# start of PASSAGE SHOWN

Smell: Sweet and rich, with the nose-filling scent that is clearly the chile, though it doesn't strike me as distinctively chile-ish.

Taste: Sweet and thick, then the chew of the dried cherries, then their sweet and sour flavor, then a slow build and finally throat-prickling chile. The spice isn't at all overwhelming--either heat or smoke--more of a rounded addition that adds to the overall flavor and experience, complementing the sweet-tart cherries and mouth-coating chocolate. Really an excellent combination.

Conclusion: Chocolove Chilies & Cherries in Dark Chocolate combines thick, sweet dark chocolate and chewy, sweet-tart cherries, with the mouth-filling support of prickly, not overly hot or smoky chile.  

Saturday, January 12, 2013

Trader Joe's Takes Flight: A Dark Chocolate Tasting Odyssey, Part I


Corporate Info: (Copied from 1/12/13) Quirky-gourmet grocery store Trader Joe's tends to be hit or miss, with some products being regular purchases for years, some becoming favorites and then disappearing from shelves, and some straight up disappointing. I've had similarly mixed results with their chocolate, but there's constant turnover, they contract with a whole assortment of manufacturers, and they aim for reasonable price points, so it's worth it to keep trying. There isn't much else to say aside from a fun fact: The US's beloved Trader Joe's is owned by Germany's ALDI, which operates discount supermarkets all over Europe—and that explains why we saw packages of dried fruit and nuts labeled Trader Joe's in an ALDI in Osnabrück.

# end of PASSAGE SHOWN

REQUIREMENT ::
Using the chocolate review above, decide whether each statement agrees with it: (a) the chile in the Chilies & Cherries bar is described as overwhelming; (b) Trader Joe's is owned by ALDI; (c) Trader Joe's works with a single chocolate manufacturer. Answer yes or no for each, quoting the words that decide it.

# start of DATA SECTION

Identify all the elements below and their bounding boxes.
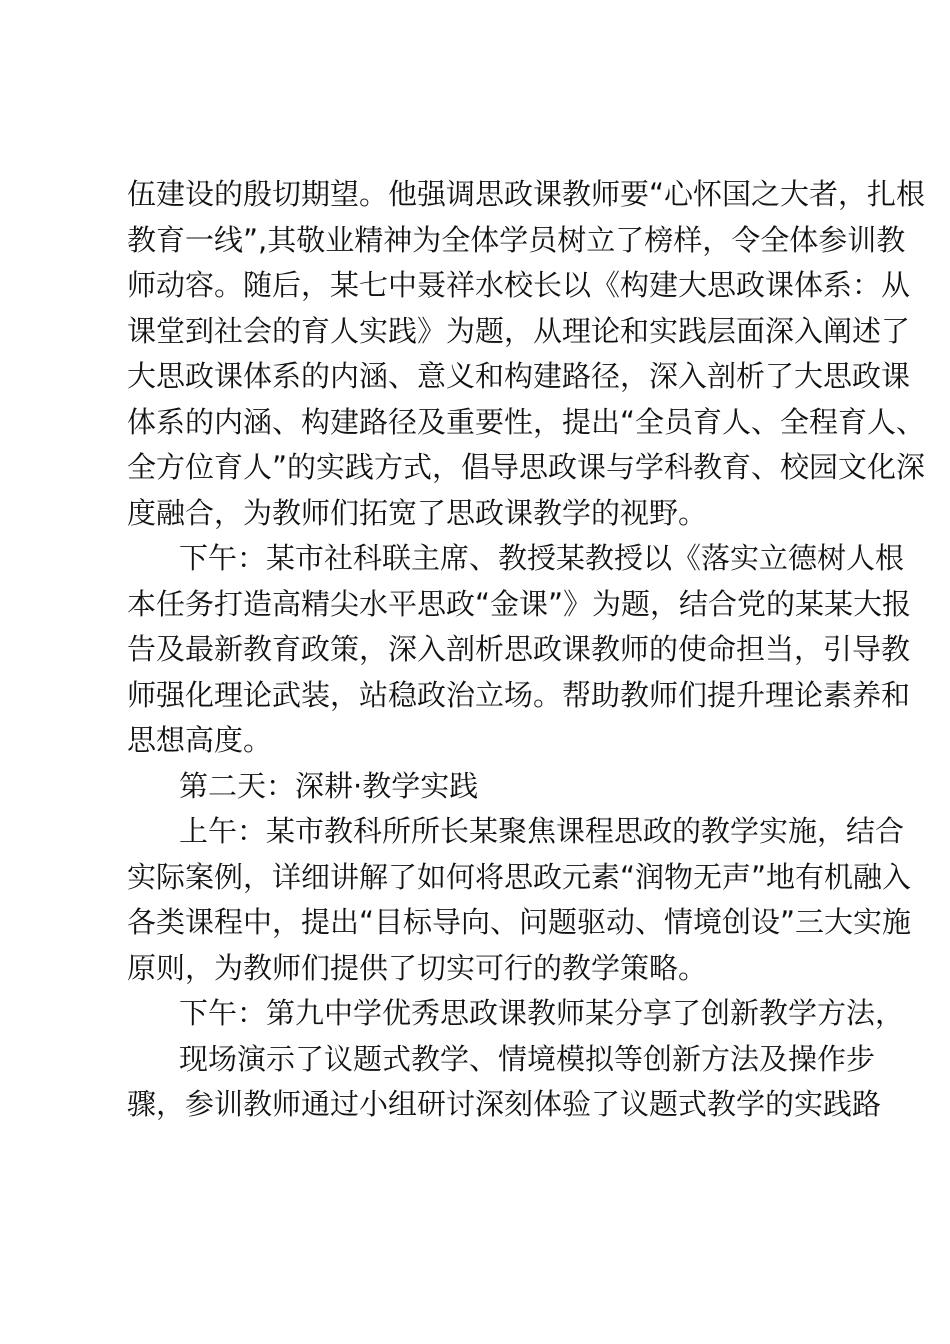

# end of DATA SECTION

ANSWER TO THE EXERCISE ::
(a) No: "The spice isn't at all overwhelming--either heat or smoke"
(b) Yes: "The US's beloved Trader Joe's is owned by Germany's ALDI"
(c) No: "they contract with a whole assortment of manufacturers"